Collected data
^^^^
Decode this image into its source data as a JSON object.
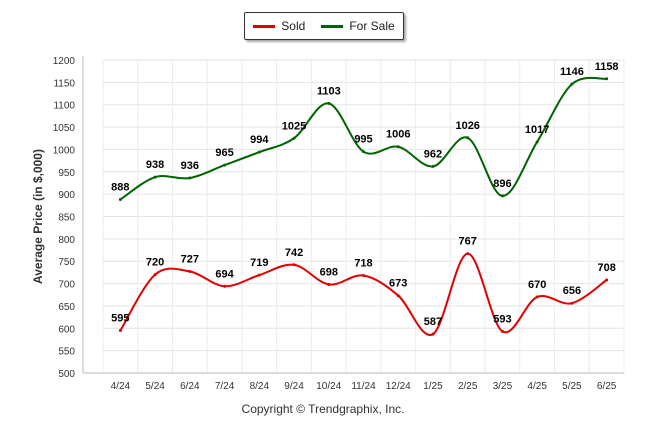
{
  "chart_data": {
    "type": "line",
    "categories": [
      "4/24",
      "5/24",
      "6/24",
      "7/24",
      "8/24",
      "9/24",
      "10/24",
      "11/24",
      "12/24",
      "1/25",
      "2/25",
      "3/25",
      "4/25",
      "5/25",
      "6/25"
    ],
    "series": [
      {
        "name": "Sold",
        "color": "#e00000",
        "values": [
          595,
          720,
          727,
          694,
          719,
          742,
          698,
          718,
          673,
          587,
          767,
          593,
          670,
          656,
          708
        ]
      },
      {
        "name": "For Sale",
        "color": "#006400",
        "values": [
          888,
          938,
          936,
          965,
          994,
          1025,
          1103,
          995,
          1006,
          962,
          1026,
          896,
          1017,
          1146,
          1158
        ]
      }
    ],
    "ylabel": "Average Price (in $,000)",
    "xlabel": "",
    "ylim": [
      500,
      1200
    ],
    "yticks": [
      500,
      550,
      600,
      650,
      700,
      750,
      800,
      850,
      900,
      950,
      1000,
      1050,
      1100,
      1150,
      1200
    ],
    "grid": true,
    "legend_position": "top-center"
  },
  "legend": {
    "sold_label": "Sold",
    "for_sale_label": "For Sale"
  },
  "footer": {
    "copyright": "Copyright © Trendgraphix, Inc."
  }
}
^^^^
(Work to complete)
Each entry gets copied exactly; the pictures stay out.

(Final answer)
Decode this image into its source data as a JSON object.
{
  "chart_data": {
    "type": "line",
    "categories": [
      "4/24",
      "5/24",
      "6/24",
      "7/24",
      "8/24",
      "9/24",
      "10/24",
      "11/24",
      "12/24",
      "1/25",
      "2/25",
      "3/25",
      "4/25",
      "5/25",
      "6/25"
    ],
    "series": [
      {
        "name": "Sold",
        "color": "#e00000",
        "values": [
          595,
          720,
          727,
          694,
          719,
          742,
          698,
          718,
          673,
          587,
          767,
          593,
          670,
          656,
          708
        ]
      },
      {
        "name": "For Sale",
        "color": "#006400",
        "values": [
          888,
          938,
          936,
          965,
          994,
          1025,
          1103,
          995,
          1006,
          962,
          1026,
          896,
          1017,
          1146,
          1158
        ]
      }
    ],
    "ylabel": "Average Price (in $,000)",
    "xlabel": "",
    "ylim": [
      500,
      1200
    ],
    "yticks": [
      500,
      550,
      600,
      650,
      700,
      750,
      800,
      850,
      900,
      950,
      1000,
      1050,
      1100,
      1150,
      1200
    ],
    "grid": true,
    "legend_position": "top-center"
  },
  "legend": {
    "sold_label": "Sold",
    "for_sale_label": "For Sale"
  },
  "footer": {
    "copyright": "Copyright © Trendgraphix, Inc."
  }
}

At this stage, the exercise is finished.